Task statement: In the listing that follows, count every line with the word "screenshot" in it and write only the total.
[start of Available records]
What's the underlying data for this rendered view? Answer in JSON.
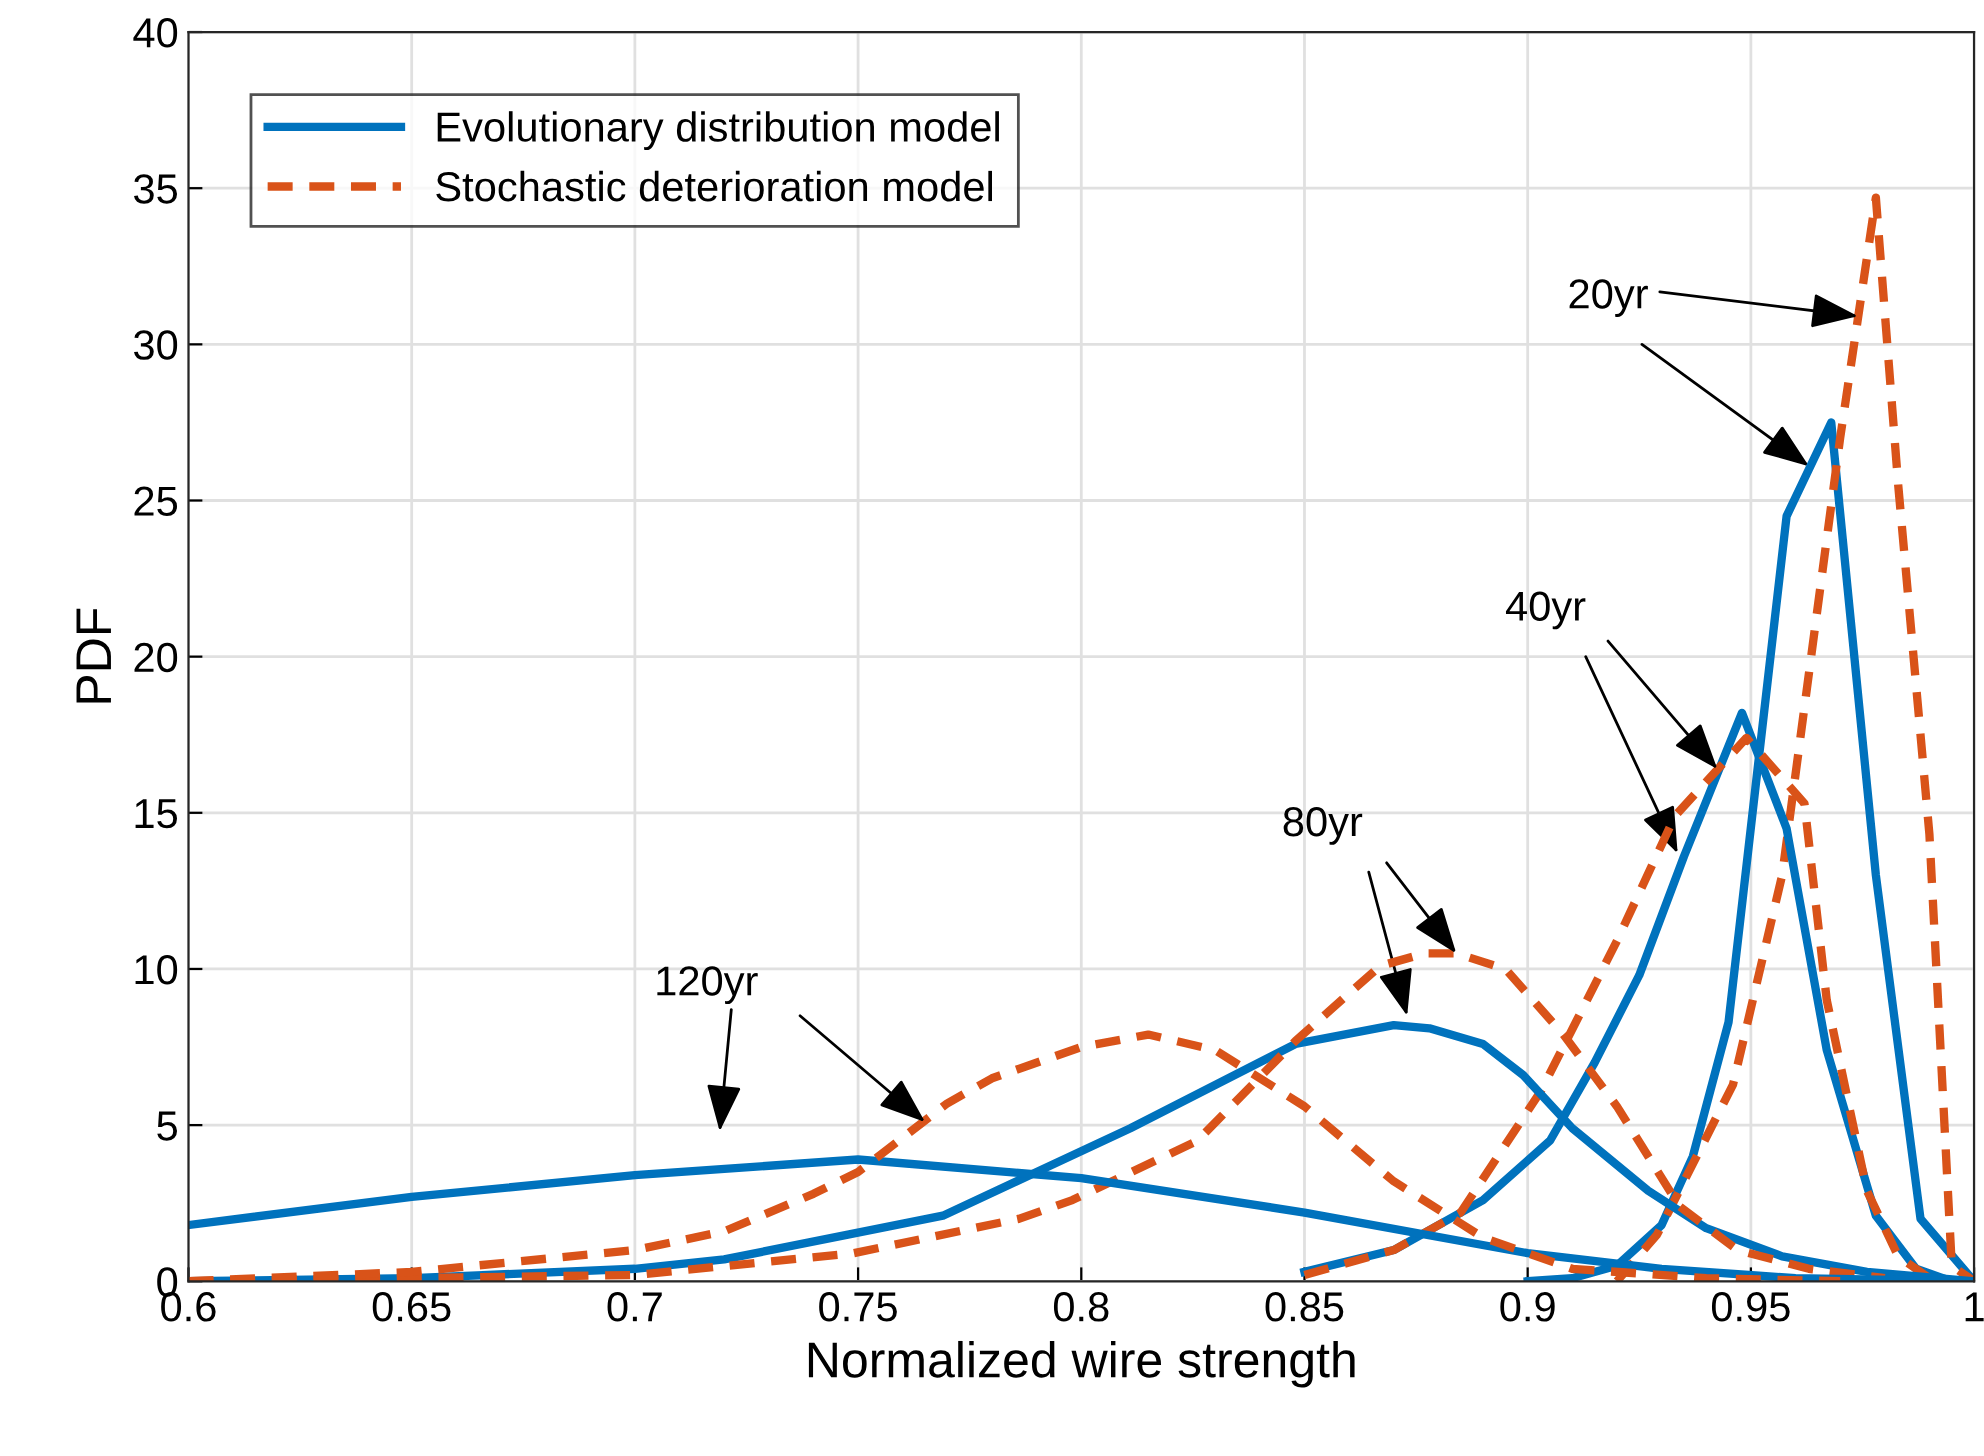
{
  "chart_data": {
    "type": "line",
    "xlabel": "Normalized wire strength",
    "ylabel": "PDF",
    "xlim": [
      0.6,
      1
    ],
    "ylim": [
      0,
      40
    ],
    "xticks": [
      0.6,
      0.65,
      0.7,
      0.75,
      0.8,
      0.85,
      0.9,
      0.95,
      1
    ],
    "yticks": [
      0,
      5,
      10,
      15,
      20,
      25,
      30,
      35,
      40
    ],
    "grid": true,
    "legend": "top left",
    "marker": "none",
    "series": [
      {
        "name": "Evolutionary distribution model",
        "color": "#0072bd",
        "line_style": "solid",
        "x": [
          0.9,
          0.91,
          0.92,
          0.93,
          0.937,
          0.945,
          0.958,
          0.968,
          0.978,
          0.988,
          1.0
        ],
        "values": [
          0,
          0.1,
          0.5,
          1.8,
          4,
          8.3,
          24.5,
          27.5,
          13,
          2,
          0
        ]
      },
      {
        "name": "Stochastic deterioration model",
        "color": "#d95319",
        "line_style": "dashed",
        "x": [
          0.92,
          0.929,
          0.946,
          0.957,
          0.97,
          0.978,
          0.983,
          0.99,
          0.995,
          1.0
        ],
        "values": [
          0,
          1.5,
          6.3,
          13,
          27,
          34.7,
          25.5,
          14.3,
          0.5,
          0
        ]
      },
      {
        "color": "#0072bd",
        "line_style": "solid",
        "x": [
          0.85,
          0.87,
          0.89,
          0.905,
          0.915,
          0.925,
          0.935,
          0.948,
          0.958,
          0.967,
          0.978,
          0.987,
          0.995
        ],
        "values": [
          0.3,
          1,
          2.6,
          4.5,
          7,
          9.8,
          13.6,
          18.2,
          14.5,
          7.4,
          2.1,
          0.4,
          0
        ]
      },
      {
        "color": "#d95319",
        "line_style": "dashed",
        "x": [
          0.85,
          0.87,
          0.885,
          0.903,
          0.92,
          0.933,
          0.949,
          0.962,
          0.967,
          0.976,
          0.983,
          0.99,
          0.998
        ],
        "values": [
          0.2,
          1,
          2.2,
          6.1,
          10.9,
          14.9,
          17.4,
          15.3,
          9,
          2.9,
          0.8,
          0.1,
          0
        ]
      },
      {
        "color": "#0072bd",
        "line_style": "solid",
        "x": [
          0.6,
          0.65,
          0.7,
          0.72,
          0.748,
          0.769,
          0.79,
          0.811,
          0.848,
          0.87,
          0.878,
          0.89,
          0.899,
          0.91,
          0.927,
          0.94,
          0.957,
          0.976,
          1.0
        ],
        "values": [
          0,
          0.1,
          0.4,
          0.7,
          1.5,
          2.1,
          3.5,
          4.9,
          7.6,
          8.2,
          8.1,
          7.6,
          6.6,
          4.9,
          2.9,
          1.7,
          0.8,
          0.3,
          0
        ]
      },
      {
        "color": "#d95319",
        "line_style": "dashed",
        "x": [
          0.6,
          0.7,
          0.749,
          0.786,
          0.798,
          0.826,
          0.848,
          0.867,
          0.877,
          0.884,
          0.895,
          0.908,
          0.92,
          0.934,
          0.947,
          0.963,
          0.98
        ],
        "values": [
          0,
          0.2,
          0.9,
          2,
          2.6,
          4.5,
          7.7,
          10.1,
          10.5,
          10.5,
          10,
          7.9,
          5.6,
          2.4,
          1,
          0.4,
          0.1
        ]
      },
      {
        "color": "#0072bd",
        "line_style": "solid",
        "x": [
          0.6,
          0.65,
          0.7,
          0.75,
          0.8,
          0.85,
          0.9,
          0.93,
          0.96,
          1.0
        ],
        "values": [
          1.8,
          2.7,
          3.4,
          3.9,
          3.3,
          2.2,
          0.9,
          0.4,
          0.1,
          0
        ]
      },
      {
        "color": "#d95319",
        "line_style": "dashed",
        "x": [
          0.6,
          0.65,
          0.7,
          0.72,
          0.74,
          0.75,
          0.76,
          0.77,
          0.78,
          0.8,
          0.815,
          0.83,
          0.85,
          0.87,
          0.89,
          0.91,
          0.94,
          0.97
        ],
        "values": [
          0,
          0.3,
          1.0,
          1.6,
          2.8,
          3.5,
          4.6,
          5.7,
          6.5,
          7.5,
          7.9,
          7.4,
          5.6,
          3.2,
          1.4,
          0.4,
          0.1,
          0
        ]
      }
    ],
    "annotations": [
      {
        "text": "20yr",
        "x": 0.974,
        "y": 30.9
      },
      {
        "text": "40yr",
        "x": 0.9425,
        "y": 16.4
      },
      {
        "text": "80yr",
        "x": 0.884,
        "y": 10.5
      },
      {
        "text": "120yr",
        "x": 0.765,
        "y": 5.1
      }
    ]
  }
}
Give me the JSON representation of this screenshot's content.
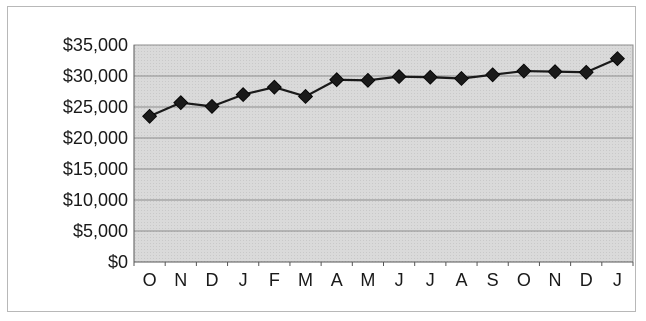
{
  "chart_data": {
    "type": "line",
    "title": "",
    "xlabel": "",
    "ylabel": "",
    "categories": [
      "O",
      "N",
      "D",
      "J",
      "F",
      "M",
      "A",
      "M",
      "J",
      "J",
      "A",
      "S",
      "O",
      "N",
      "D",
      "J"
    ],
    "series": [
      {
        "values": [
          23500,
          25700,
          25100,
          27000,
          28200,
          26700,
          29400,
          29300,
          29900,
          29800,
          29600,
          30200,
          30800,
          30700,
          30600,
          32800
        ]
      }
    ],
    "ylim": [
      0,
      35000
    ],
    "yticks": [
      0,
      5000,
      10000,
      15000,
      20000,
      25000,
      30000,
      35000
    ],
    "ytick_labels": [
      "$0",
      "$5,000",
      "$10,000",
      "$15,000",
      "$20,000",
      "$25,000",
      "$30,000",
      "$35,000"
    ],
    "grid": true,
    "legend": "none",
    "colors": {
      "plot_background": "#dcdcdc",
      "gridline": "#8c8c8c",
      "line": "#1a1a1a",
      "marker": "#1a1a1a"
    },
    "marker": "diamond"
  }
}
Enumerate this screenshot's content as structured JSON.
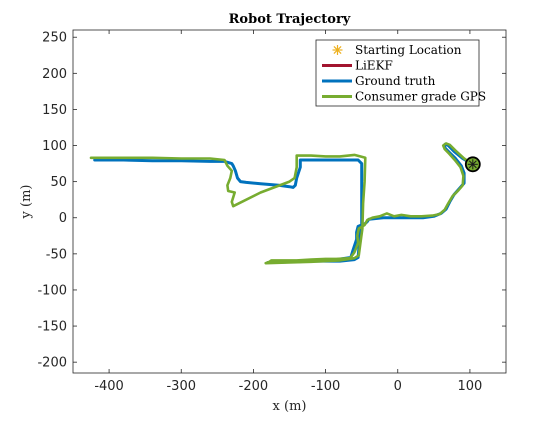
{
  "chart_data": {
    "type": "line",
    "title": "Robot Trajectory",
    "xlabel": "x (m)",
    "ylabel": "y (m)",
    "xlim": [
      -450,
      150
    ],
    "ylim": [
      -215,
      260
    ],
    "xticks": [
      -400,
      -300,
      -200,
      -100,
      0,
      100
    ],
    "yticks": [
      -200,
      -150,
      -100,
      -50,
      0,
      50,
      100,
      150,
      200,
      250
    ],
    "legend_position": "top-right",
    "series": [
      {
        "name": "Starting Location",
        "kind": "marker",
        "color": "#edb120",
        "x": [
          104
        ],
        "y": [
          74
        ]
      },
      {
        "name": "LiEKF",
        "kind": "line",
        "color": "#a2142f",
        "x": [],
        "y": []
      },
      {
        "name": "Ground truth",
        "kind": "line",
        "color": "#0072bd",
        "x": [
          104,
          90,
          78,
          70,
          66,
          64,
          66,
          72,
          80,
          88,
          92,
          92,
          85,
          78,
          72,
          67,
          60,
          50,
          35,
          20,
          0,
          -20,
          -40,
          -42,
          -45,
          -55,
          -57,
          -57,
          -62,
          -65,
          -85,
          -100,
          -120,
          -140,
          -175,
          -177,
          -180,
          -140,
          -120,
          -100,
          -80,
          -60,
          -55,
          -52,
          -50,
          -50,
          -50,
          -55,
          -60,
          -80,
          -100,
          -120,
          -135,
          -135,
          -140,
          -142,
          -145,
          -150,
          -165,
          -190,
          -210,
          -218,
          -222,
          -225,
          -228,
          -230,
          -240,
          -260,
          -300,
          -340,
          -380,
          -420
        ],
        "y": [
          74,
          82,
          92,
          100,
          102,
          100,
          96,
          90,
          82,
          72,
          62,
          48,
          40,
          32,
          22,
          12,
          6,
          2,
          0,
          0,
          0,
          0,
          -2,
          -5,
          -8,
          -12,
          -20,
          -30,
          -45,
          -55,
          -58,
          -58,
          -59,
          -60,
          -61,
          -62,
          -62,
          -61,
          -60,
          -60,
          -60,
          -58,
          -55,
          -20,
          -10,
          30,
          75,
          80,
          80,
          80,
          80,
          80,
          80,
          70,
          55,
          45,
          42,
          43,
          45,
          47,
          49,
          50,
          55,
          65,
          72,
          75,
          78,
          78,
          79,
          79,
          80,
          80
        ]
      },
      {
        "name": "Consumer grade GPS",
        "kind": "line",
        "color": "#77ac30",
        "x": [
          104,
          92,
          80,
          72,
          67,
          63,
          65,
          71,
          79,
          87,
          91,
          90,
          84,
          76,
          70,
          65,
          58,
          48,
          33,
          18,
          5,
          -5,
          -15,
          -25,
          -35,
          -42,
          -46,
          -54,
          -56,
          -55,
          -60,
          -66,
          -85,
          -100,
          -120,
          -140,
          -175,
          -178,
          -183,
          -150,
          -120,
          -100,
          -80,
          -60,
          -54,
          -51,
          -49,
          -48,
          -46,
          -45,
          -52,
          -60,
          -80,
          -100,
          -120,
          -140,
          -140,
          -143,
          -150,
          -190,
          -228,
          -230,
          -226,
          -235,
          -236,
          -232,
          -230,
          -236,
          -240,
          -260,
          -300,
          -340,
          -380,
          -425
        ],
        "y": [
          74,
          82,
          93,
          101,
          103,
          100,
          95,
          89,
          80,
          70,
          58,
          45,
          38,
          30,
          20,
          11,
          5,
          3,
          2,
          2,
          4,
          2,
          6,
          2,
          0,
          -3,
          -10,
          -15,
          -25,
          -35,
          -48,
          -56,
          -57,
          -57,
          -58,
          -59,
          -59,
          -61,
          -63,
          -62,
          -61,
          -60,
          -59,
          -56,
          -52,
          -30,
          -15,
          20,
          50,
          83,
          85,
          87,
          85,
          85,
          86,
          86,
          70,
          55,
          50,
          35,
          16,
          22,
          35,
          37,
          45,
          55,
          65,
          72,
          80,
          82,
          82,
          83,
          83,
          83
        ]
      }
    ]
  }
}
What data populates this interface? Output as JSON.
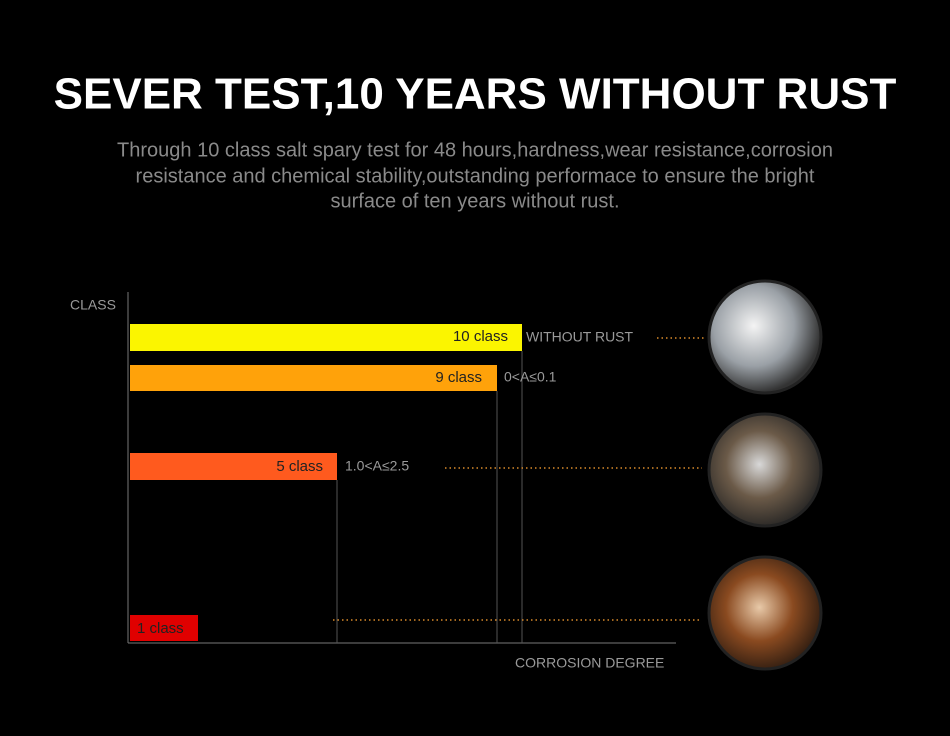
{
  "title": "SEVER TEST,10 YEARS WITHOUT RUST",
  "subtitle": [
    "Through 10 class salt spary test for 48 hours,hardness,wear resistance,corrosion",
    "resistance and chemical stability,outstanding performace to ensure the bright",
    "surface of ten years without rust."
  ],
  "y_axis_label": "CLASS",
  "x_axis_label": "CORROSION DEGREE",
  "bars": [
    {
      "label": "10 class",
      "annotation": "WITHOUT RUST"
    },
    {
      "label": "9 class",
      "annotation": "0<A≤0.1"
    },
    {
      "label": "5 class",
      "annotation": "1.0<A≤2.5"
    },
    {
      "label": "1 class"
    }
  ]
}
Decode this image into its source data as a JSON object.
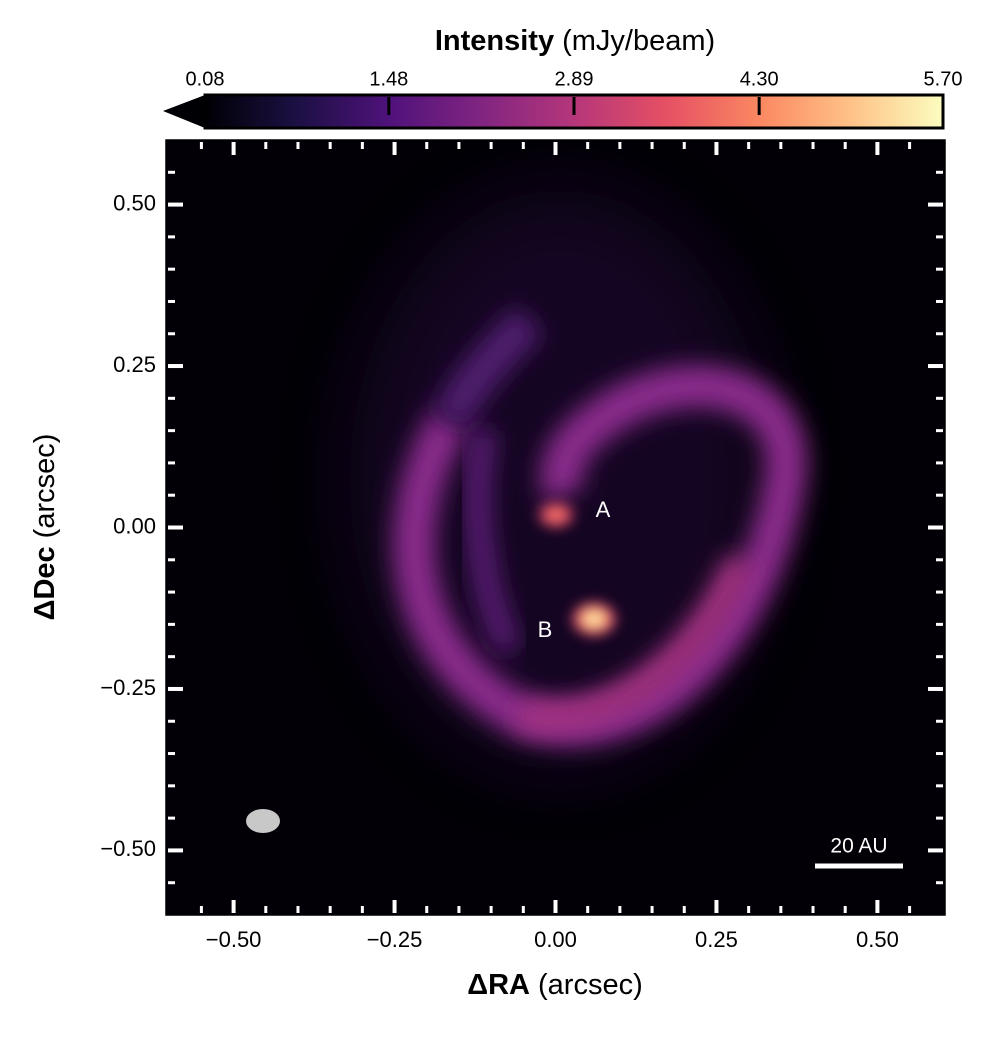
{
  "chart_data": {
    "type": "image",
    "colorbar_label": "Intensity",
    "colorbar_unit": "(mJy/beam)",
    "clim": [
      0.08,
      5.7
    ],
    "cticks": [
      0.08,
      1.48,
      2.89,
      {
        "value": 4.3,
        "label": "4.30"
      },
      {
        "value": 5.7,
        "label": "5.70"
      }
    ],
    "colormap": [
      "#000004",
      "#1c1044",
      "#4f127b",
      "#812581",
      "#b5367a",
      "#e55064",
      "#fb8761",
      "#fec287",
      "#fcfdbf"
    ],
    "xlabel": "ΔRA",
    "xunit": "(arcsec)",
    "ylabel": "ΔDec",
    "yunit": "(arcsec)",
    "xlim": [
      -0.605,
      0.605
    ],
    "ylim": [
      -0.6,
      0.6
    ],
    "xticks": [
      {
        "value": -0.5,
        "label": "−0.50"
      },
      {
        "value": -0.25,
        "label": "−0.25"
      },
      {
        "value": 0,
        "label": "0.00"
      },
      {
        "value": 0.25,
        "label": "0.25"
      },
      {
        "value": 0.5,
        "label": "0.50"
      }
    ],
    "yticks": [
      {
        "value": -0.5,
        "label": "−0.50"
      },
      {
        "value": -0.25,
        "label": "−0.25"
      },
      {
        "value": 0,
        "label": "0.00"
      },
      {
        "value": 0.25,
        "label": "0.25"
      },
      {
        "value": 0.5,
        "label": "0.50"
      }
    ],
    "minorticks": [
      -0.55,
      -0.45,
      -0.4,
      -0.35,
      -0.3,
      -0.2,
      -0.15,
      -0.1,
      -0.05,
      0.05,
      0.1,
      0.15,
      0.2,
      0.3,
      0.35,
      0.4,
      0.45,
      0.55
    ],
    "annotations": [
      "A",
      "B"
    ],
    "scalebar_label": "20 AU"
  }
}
[end of Available records]
Task result: 2